Stored data entries:
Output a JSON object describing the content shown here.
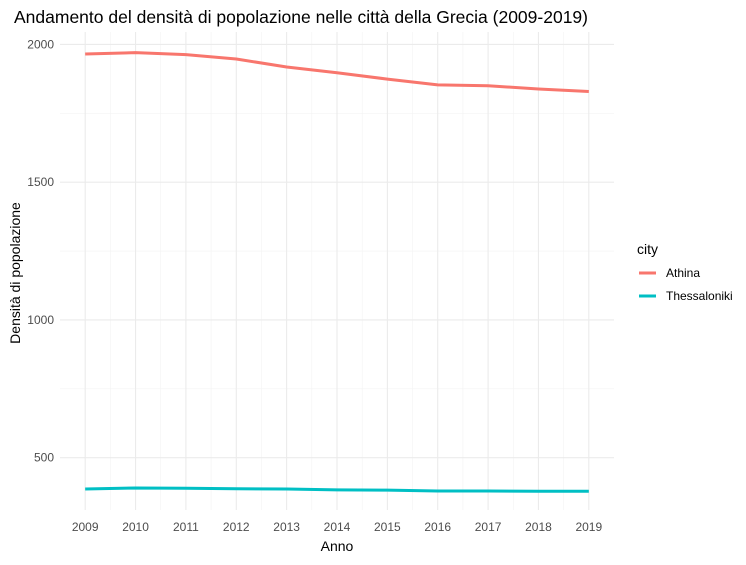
{
  "chart_data": {
    "type": "line",
    "title": "Andamento del densità di popolazione nelle città della Grecia (2009-2019)",
    "xlabel": "Anno",
    "ylabel": "Densità di popolazione",
    "x": [
      2009,
      2010,
      2011,
      2012,
      2013,
      2014,
      2015,
      2016,
      2017,
      2018,
      2019
    ],
    "x_ticks": [
      "2009",
      "2010",
      "2011",
      "2012",
      "2013",
      "2014",
      "2015",
      "2016",
      "2017",
      "2018",
      "2019"
    ],
    "y_ticks": [
      "500",
      "1000",
      "1500",
      "2000"
    ],
    "xlim": [
      2008.5,
      2019.5
    ],
    "ylim": [
      310,
      2045
    ],
    "grid": true,
    "legend": {
      "title": "city",
      "placement": "right"
    },
    "series": [
      {
        "name": "Athina",
        "color": "#F8766D",
        "values": [
          1965,
          1970,
          1963,
          1947,
          1918,
          1897,
          1874,
          1853,
          1850,
          1838,
          1829
        ]
      },
      {
        "name": "Thessaloniki",
        "color": "#00BFC4",
        "values": [
          386,
          390,
          389,
          387,
          386,
          383,
          382,
          379,
          379,
          378,
          378
        ]
      }
    ]
  }
}
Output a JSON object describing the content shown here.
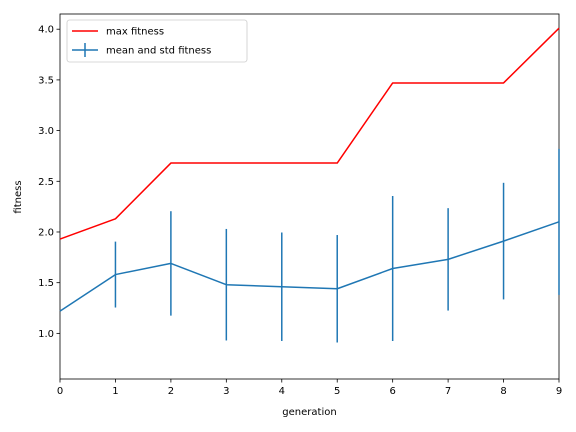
{
  "chart_data": {
    "type": "line",
    "title": "",
    "xlabel": "generation",
    "ylabel": "fitness",
    "xlim": [
      0,
      9
    ],
    "ylim": [
      0.55,
      4.15
    ],
    "x": [
      0,
      1,
      2,
      3,
      4,
      5,
      6,
      7,
      8,
      9
    ],
    "xticks": [
      "0",
      "1",
      "2",
      "3",
      "4",
      "5",
      "6",
      "7",
      "8",
      "9"
    ],
    "yticks": [
      "1.0",
      "1.5",
      "2.0",
      "2.5",
      "3.0",
      "3.5",
      "4.0"
    ],
    "grid": false,
    "legend_position": "upper left",
    "series": [
      {
        "name": "max fitness",
        "color": "#ff0000",
        "style": "line",
        "values": [
          1.93,
          2.13,
          2.68,
          2.68,
          2.68,
          2.68,
          3.47,
          3.47,
          3.47,
          4.01
        ]
      },
      {
        "name": "mean and std fitness",
        "color": "#1f77b4",
        "style": "errorbar",
        "values": [
          1.22,
          1.58,
          1.69,
          1.48,
          1.46,
          1.44,
          1.64,
          1.73,
          1.91,
          2.1
        ],
        "std": [
          0.0,
          0.325,
          0.515,
          0.55,
          0.535,
          0.53,
          0.715,
          0.505,
          0.575,
          0.72
        ]
      }
    ]
  }
}
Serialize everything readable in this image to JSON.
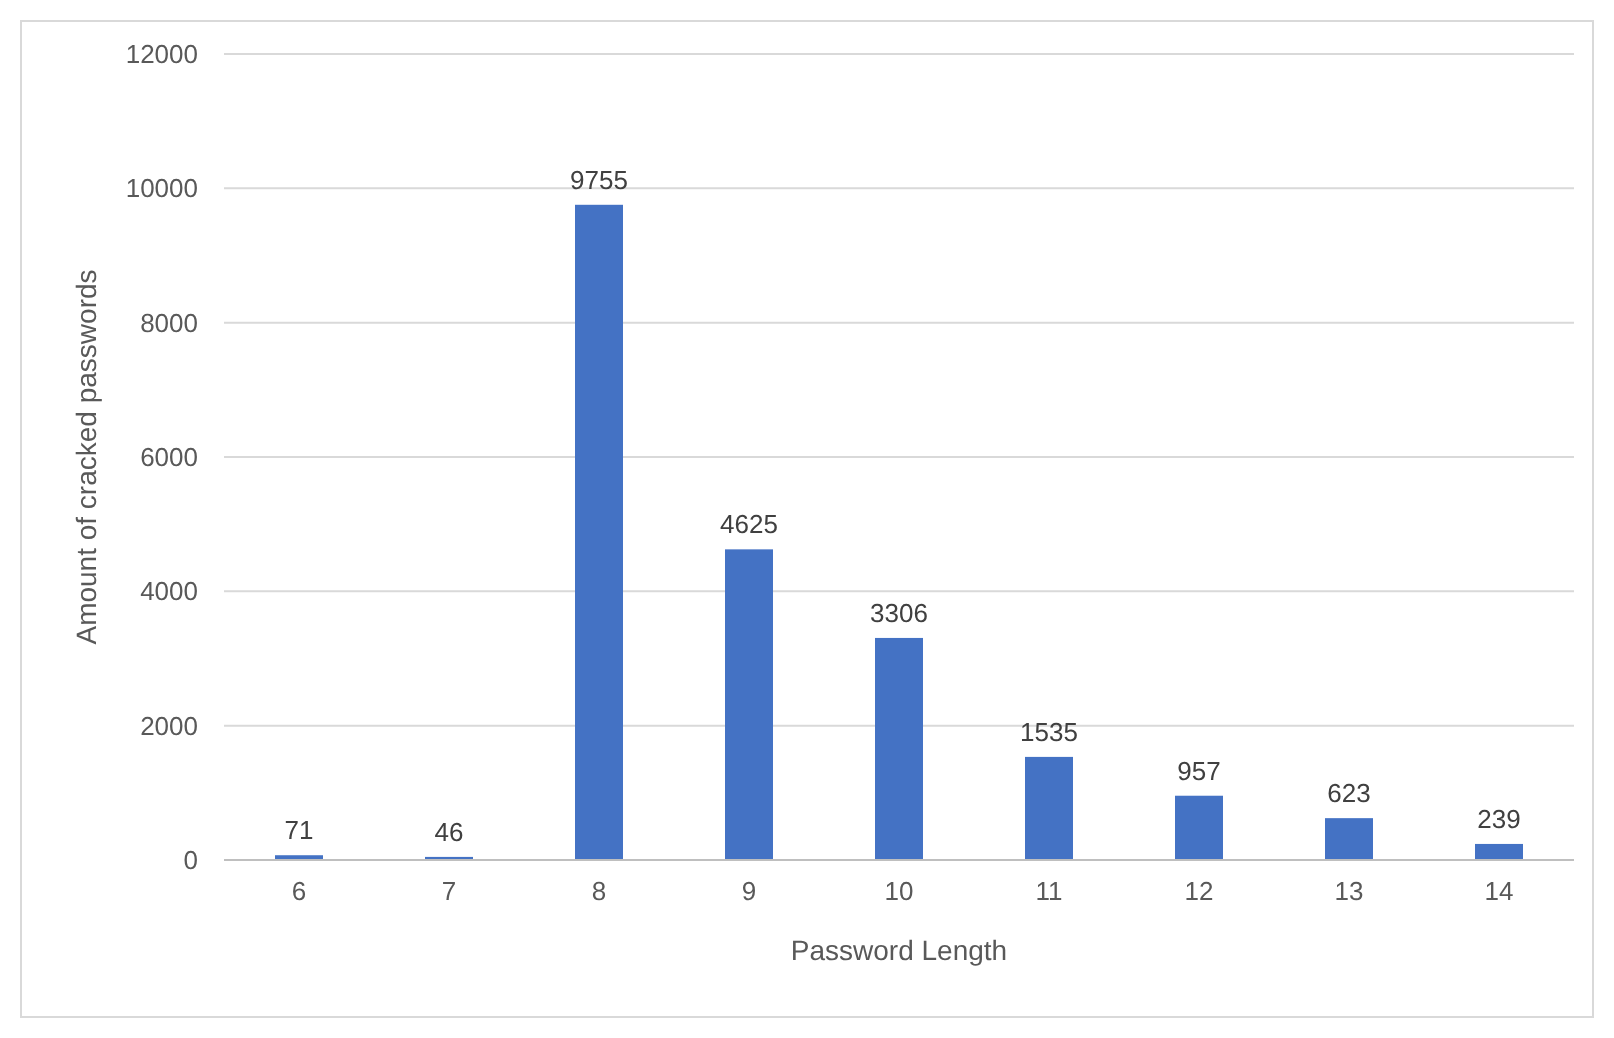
{
  "chart_data": {
    "type": "bar",
    "xlabel": "Password Length",
    "ylabel": "Amount of cracked passwords",
    "categories": [
      "6",
      "7",
      "8",
      "9",
      "10",
      "11",
      "12",
      "13",
      "14"
    ],
    "values": [
      71,
      46,
      9755,
      4625,
      3306,
      1535,
      957,
      623,
      239
    ],
    "color": "#4472c4",
    "ylim": [
      0,
      12000
    ],
    "yticks": [
      0,
      2000,
      4000,
      6000,
      8000,
      10000,
      12000
    ],
    "grid": "y",
    "data_labels": true
  }
}
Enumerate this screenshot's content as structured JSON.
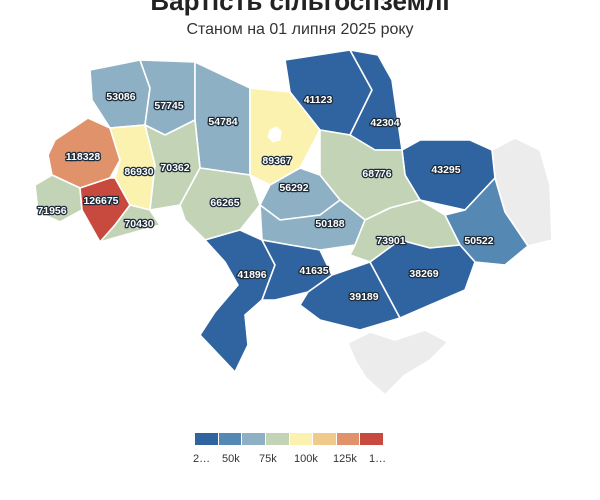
{
  "title": "Вартість сільгоспземлі",
  "subtitle": "Станом на 01 липня 2025 року",
  "colors": {
    "scale": [
      "#2f64a0",
      "#5589b4",
      "#8eb0c4",
      "#c3d4b6",
      "#fbf2b0",
      "#f0c98c",
      "#e0926b",
      "#c8493e"
    ],
    "no_data": "#ececec"
  },
  "legend": {
    "labels": [
      "2…",
      "50k",
      "75k",
      "100k",
      "125k",
      "1…"
    ]
  },
  "regions": [
    {
      "id": "volyn",
      "value": "53086"
    },
    {
      "id": "rivne",
      "value": "57745"
    },
    {
      "id": "lviv",
      "value": "118328"
    },
    {
      "id": "ternopil",
      "value": "86930"
    },
    {
      "id": "khmelnytskyi",
      "value": "70362"
    },
    {
      "id": "zhytomyr",
      "value": "54784"
    },
    {
      "id": "kyiv",
      "value": "89367"
    },
    {
      "id": "chernihiv",
      "value": "41123"
    },
    {
      "id": "sumy",
      "value": "42304"
    },
    {
      "id": "poltava",
      "value": "68776"
    },
    {
      "id": "kharkiv",
      "value": "43295"
    },
    {
      "id": "zakarpattia",
      "value": "71956"
    },
    {
      "id": "ivano-frankivsk",
      "value": "126675"
    },
    {
      "id": "chernivtsi",
      "value": "70430"
    },
    {
      "id": "vinnytsia",
      "value": "66265"
    },
    {
      "id": "cherkasy",
      "value": "56292"
    },
    {
      "id": "kirovohrad",
      "value": "50188"
    },
    {
      "id": "dnipropetrovsk",
      "value": "73901"
    },
    {
      "id": "donetsk",
      "value": "50522"
    },
    {
      "id": "odesa",
      "value": "41896"
    },
    {
      "id": "mykolaiv",
      "value": "41635"
    },
    {
      "id": "kherson",
      "value": "39189"
    },
    {
      "id": "zaporizhzhia",
      "value": "38269"
    }
  ]
}
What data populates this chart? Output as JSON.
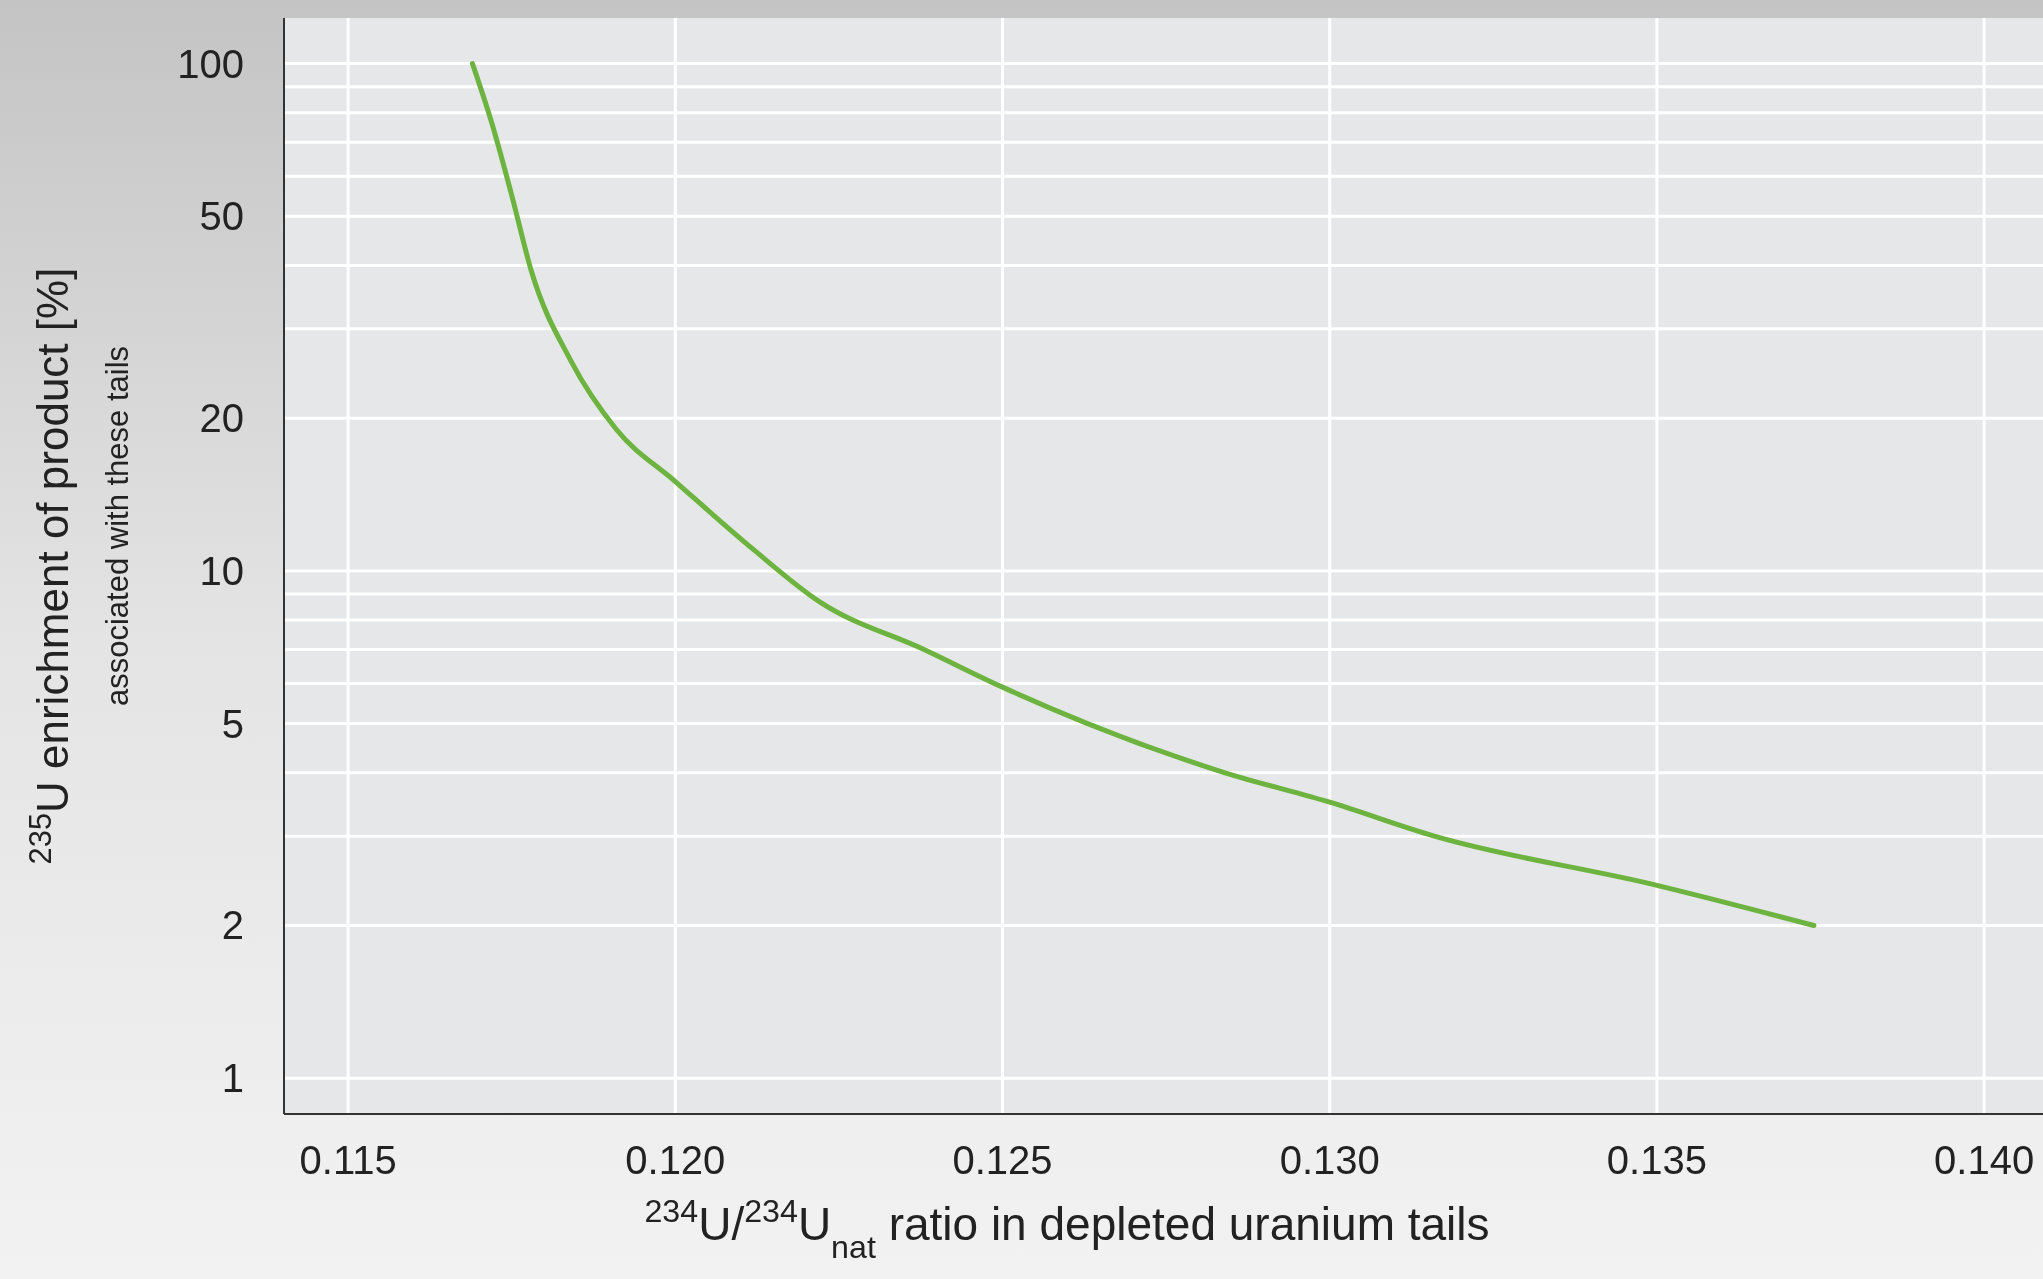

▸ What you should do
Tally the lines of the listing above that include the word "JSON". Answer with the number alone.

▸ Output of the task
5